(Collected data entries)
[START]
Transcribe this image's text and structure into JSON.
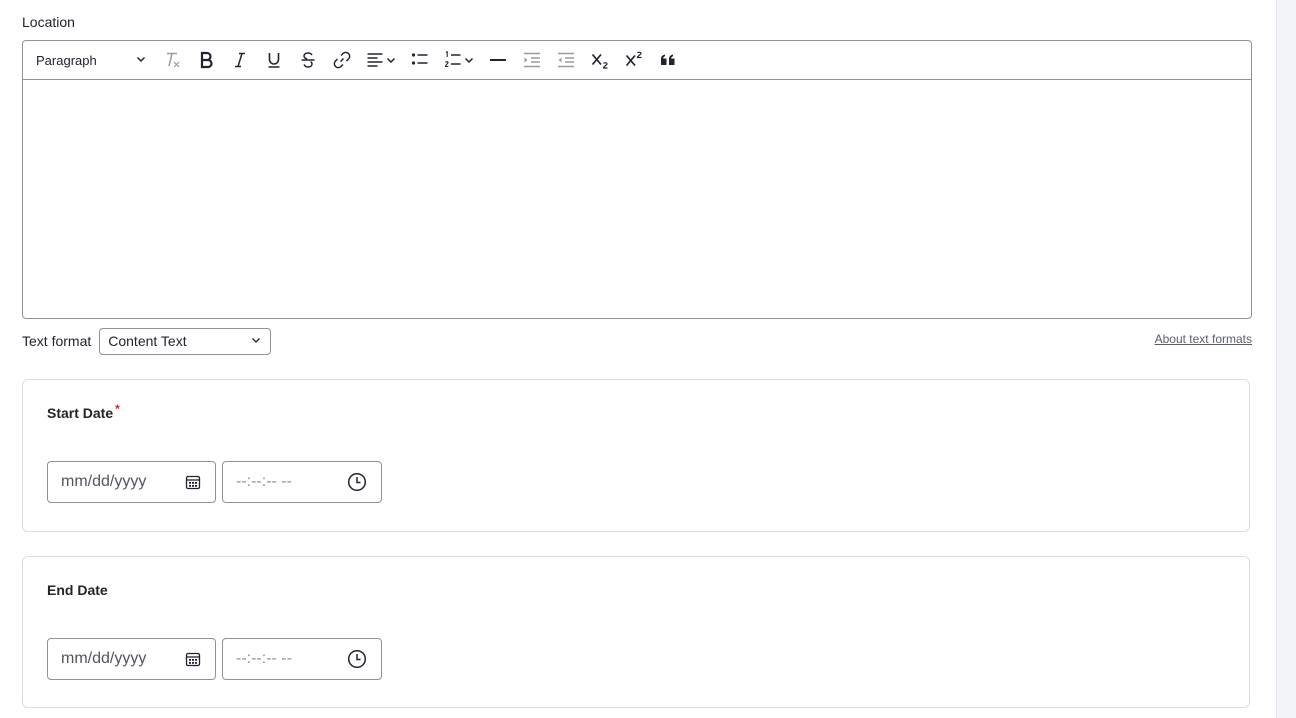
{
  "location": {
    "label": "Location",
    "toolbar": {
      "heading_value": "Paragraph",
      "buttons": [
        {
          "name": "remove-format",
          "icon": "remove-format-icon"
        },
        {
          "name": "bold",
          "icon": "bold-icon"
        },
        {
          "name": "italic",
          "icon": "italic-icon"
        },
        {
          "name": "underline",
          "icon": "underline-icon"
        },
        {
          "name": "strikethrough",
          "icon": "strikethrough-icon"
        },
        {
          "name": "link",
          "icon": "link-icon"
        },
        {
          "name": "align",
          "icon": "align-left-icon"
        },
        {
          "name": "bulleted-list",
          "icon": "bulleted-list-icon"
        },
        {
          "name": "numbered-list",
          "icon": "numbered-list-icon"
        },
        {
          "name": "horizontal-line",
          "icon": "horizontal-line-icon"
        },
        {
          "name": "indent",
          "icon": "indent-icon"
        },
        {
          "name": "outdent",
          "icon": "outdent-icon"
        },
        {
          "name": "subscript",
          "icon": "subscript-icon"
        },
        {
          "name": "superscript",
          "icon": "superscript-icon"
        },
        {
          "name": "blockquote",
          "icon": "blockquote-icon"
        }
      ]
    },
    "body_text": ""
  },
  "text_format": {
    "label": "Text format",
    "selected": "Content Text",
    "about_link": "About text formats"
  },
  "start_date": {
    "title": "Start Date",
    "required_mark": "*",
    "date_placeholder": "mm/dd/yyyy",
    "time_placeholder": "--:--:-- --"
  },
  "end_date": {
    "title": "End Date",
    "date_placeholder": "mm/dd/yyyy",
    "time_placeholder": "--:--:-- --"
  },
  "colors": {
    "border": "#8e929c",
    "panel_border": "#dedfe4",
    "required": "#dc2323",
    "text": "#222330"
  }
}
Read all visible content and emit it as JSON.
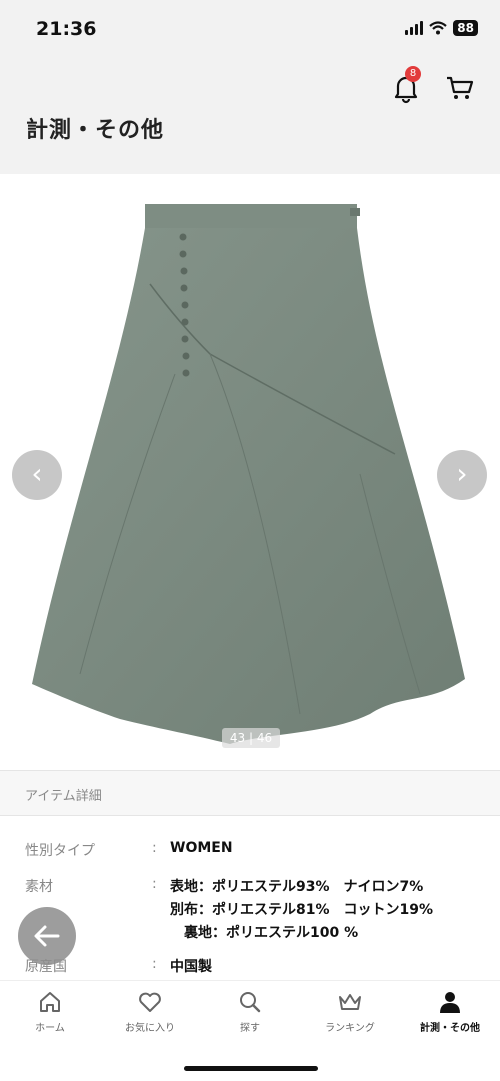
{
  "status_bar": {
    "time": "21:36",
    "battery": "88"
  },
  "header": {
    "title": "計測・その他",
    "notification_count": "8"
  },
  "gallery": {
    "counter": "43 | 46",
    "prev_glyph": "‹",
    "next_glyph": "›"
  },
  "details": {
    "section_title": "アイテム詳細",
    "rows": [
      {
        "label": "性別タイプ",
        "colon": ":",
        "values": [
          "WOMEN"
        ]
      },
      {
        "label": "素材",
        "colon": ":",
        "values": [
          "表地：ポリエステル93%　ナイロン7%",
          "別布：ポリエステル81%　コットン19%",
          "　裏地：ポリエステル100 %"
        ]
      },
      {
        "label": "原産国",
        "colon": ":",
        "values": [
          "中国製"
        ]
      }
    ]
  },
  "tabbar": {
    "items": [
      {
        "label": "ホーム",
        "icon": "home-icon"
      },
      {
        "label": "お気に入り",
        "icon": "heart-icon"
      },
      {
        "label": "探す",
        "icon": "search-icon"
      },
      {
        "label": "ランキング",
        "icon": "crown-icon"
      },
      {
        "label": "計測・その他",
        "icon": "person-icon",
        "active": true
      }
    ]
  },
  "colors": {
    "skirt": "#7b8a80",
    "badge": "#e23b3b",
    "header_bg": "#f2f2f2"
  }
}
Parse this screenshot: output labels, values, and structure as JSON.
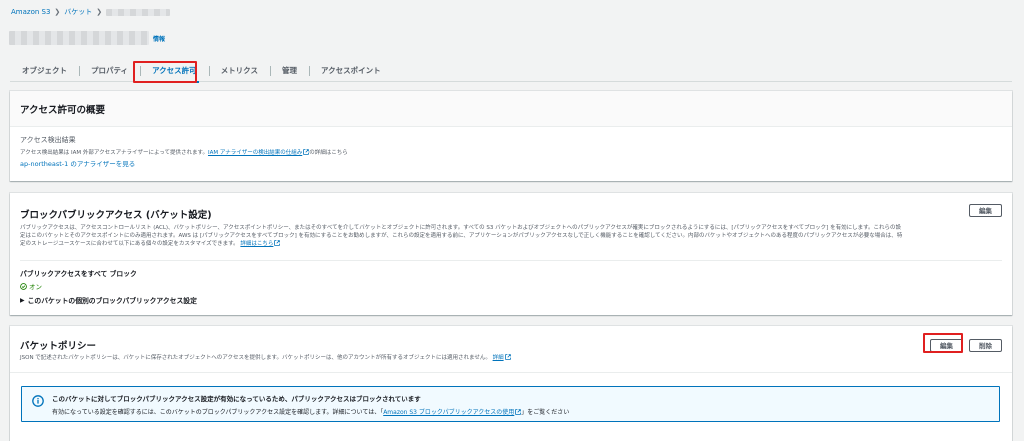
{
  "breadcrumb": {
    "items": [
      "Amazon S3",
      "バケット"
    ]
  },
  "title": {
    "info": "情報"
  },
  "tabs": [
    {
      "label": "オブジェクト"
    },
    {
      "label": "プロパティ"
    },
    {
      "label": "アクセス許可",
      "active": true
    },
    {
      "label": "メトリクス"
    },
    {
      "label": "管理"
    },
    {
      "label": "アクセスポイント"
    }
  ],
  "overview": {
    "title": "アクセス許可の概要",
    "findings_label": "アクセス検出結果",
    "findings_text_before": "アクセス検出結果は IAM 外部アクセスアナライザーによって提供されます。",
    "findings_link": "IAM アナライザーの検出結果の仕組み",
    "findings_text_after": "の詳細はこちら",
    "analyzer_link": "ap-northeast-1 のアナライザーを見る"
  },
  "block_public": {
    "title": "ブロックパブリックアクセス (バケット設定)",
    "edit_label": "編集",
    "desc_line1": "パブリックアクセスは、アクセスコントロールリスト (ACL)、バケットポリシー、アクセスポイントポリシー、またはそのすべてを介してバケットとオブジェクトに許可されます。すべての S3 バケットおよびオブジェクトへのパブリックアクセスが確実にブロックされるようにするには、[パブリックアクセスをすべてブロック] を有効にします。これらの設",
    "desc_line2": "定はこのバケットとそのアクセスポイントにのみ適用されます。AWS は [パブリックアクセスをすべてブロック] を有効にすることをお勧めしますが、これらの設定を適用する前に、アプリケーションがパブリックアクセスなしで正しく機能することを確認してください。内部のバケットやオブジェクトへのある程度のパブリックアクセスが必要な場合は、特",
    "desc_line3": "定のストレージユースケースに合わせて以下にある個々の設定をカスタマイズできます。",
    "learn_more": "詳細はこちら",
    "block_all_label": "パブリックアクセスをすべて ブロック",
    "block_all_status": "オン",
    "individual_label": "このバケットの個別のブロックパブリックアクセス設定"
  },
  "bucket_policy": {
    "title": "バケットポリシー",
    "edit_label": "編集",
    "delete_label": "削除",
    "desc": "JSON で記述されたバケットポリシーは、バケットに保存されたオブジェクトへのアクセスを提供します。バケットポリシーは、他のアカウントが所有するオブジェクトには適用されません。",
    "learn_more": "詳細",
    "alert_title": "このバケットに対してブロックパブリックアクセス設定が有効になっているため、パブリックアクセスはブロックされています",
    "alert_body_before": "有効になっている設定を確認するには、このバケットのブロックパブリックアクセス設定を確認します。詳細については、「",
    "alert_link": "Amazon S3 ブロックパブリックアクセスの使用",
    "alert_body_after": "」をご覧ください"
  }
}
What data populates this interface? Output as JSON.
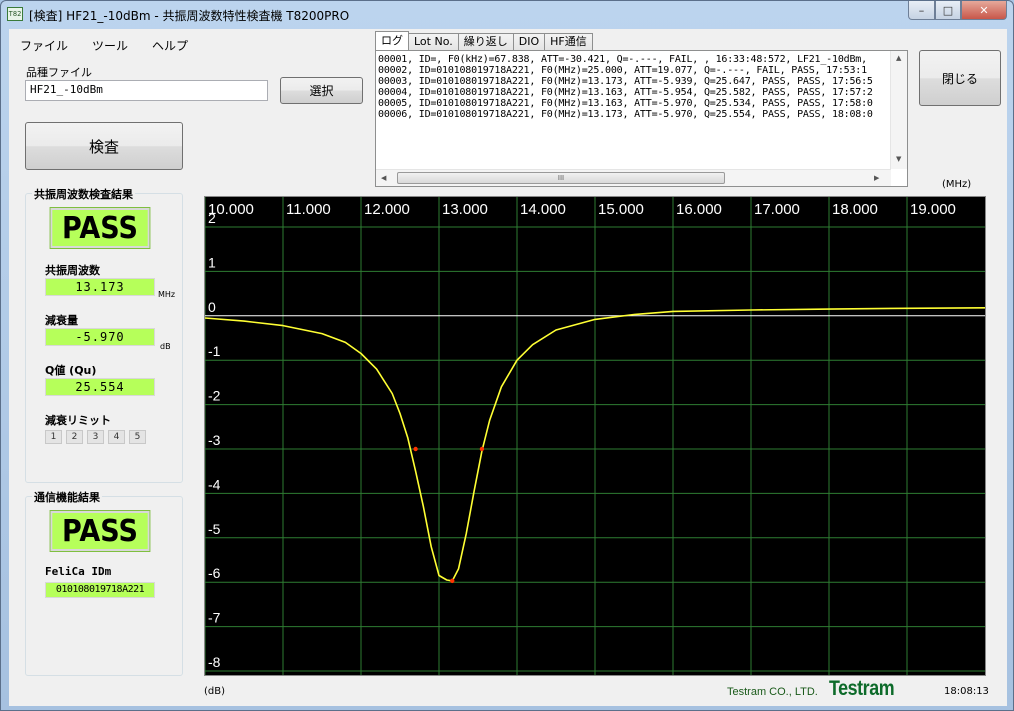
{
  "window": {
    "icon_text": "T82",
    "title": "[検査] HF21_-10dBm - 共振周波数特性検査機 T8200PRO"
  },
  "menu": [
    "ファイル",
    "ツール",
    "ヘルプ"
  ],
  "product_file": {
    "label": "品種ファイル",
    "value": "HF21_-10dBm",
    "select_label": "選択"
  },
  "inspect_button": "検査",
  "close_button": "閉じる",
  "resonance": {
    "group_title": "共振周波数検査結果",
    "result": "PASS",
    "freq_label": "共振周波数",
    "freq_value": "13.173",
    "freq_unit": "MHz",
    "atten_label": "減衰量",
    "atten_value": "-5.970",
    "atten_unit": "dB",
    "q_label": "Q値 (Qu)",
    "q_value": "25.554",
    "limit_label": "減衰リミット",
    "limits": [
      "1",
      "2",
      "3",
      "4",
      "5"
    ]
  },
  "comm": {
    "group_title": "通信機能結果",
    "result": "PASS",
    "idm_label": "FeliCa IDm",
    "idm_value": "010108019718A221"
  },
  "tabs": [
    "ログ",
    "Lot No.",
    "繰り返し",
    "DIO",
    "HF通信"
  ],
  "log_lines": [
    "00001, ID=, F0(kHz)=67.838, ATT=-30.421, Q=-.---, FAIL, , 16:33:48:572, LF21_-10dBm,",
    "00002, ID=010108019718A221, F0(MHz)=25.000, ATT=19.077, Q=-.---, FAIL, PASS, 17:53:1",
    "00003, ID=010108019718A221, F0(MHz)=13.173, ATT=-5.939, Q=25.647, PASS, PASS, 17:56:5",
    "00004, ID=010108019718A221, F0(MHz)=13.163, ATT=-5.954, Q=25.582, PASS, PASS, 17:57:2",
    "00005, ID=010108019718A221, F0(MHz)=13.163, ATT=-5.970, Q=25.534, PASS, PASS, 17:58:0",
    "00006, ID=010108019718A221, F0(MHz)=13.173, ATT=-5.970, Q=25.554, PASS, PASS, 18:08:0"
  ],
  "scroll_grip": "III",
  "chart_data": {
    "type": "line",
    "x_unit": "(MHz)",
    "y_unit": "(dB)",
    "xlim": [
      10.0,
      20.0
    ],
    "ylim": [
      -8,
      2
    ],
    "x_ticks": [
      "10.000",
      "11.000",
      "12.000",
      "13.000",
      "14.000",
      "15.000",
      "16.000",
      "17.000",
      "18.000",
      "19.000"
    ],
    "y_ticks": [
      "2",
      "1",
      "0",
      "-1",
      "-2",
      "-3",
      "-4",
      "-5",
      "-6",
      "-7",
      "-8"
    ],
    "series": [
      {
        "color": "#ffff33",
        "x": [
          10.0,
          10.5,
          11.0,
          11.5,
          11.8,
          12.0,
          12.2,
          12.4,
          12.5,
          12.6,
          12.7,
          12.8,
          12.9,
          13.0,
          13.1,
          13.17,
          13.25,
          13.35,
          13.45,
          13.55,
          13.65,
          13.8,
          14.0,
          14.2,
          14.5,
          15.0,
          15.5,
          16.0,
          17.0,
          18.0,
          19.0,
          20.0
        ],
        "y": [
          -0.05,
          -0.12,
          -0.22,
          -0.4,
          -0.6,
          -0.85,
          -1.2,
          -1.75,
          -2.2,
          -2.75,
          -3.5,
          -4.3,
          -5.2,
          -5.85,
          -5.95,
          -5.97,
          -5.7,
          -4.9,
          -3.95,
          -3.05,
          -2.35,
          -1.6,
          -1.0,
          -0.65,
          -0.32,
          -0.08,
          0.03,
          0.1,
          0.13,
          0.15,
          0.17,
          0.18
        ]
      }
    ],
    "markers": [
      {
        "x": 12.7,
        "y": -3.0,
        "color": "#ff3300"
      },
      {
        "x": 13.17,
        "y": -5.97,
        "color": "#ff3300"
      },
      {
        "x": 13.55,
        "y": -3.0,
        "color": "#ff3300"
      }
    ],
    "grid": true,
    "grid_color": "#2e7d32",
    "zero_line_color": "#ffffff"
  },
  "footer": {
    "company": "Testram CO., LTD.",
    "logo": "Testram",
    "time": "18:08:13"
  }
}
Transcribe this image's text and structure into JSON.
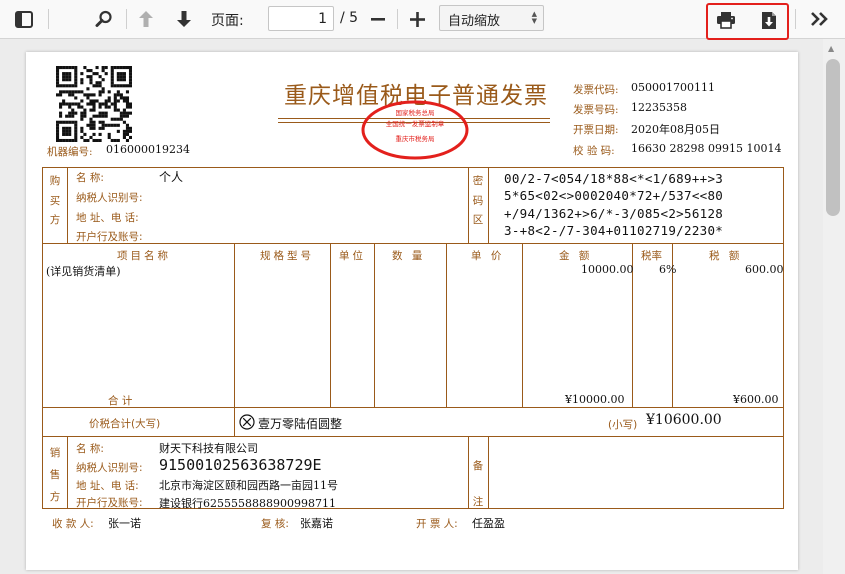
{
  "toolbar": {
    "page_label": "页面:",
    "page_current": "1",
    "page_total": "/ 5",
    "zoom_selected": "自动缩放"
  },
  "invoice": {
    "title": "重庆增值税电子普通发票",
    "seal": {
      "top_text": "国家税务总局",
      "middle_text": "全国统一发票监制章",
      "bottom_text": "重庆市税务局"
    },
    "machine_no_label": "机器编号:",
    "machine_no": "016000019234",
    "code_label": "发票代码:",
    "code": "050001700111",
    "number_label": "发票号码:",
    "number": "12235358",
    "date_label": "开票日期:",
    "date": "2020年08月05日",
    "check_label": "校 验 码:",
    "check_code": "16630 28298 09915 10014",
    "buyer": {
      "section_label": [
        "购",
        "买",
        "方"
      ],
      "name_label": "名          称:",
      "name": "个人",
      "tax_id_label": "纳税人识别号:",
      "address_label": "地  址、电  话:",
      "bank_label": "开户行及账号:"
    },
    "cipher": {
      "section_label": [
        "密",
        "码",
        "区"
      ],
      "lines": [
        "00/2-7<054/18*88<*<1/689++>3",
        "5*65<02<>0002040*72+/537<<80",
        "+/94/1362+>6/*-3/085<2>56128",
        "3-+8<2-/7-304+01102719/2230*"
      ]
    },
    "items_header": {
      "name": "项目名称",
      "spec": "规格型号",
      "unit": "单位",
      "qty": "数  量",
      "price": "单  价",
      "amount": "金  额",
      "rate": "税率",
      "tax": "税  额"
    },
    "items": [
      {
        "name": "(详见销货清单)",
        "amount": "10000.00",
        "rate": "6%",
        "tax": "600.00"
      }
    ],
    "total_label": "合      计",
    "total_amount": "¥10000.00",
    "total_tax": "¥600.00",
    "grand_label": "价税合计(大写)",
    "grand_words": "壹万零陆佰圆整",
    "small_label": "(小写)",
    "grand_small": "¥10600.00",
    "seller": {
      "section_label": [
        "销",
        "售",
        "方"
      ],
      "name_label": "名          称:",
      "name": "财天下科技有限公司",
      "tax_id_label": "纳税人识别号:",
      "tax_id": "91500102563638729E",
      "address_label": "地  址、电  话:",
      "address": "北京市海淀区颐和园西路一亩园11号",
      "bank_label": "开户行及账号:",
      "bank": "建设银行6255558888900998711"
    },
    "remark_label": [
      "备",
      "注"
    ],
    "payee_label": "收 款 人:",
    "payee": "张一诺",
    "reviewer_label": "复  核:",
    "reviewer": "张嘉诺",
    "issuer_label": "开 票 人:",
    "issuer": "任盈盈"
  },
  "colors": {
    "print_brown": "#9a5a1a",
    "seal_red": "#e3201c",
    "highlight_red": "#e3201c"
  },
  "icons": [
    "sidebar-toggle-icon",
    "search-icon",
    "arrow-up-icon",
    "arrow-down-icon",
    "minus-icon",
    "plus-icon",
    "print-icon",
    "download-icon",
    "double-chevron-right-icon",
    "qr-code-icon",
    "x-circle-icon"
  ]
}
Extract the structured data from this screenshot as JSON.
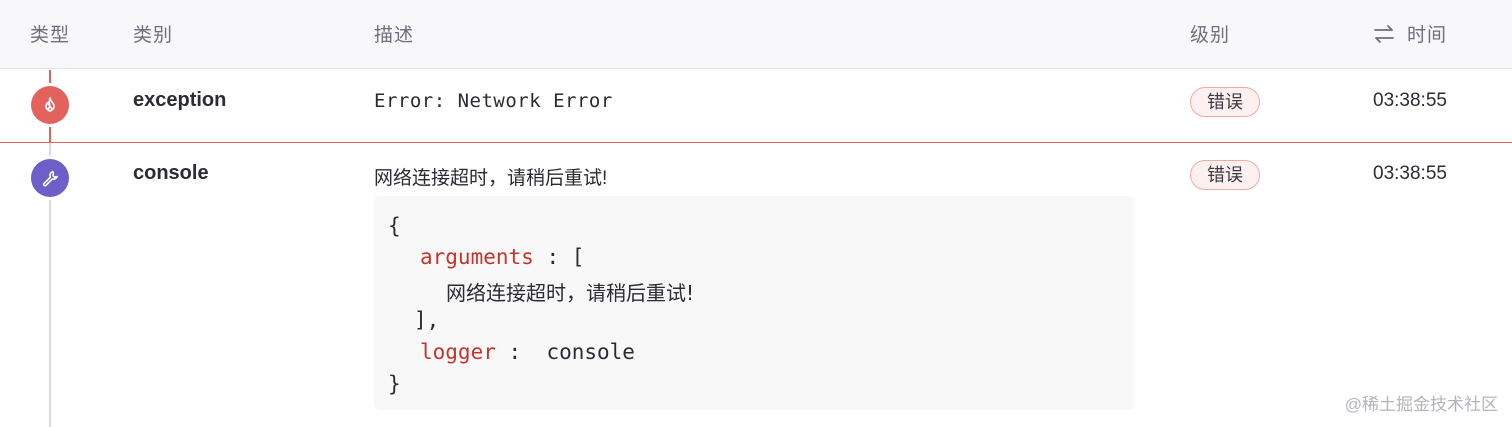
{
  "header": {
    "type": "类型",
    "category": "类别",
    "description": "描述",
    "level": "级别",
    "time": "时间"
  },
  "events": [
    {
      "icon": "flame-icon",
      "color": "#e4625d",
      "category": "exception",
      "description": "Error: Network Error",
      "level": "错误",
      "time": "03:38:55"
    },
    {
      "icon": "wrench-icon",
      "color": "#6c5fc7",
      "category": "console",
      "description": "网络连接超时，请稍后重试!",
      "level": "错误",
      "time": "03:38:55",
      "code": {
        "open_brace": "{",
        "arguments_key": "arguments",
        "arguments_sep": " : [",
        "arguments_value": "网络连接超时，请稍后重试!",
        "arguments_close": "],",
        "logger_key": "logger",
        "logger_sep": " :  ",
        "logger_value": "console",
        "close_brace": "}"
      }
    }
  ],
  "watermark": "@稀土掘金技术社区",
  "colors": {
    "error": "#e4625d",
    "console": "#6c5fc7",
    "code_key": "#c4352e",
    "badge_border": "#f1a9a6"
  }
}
[END]
## TASK PROMPT:
Skip all pictures. Write out only the lines from the one containing "Extract the structured" to the end of the listing above, inclusive, exactly as given.

## SOLUTION:
Extract the structured data from this screenshot as JSON.
{
  "header": {
    "type": "类型",
    "category": "类别",
    "description": "描述",
    "level": "级别",
    "time": "时间"
  },
  "events": [
    {
      "icon": "flame-icon",
      "color": "#e4625d",
      "category": "exception",
      "description": "Error: Network Error",
      "level": "错误",
      "time": "03:38:55"
    },
    {
      "icon": "wrench-icon",
      "color": "#6c5fc7",
      "category": "console",
      "description": "网络连接超时，请稍后重试!",
      "level": "错误",
      "time": "03:38:55",
      "code": {
        "open_brace": "{",
        "arguments_key": "arguments",
        "arguments_sep": " : [",
        "arguments_value": "网络连接超时，请稍后重试!",
        "arguments_close": "],",
        "logger_key": "logger",
        "logger_sep": " :  ",
        "logger_value": "console",
        "close_brace": "}"
      }
    }
  ],
  "watermark": "@稀土掘金技术社区",
  "colors": {
    "error": "#e4625d",
    "console": "#6c5fc7",
    "code_key": "#c4352e",
    "badge_border": "#f1a9a6"
  }
}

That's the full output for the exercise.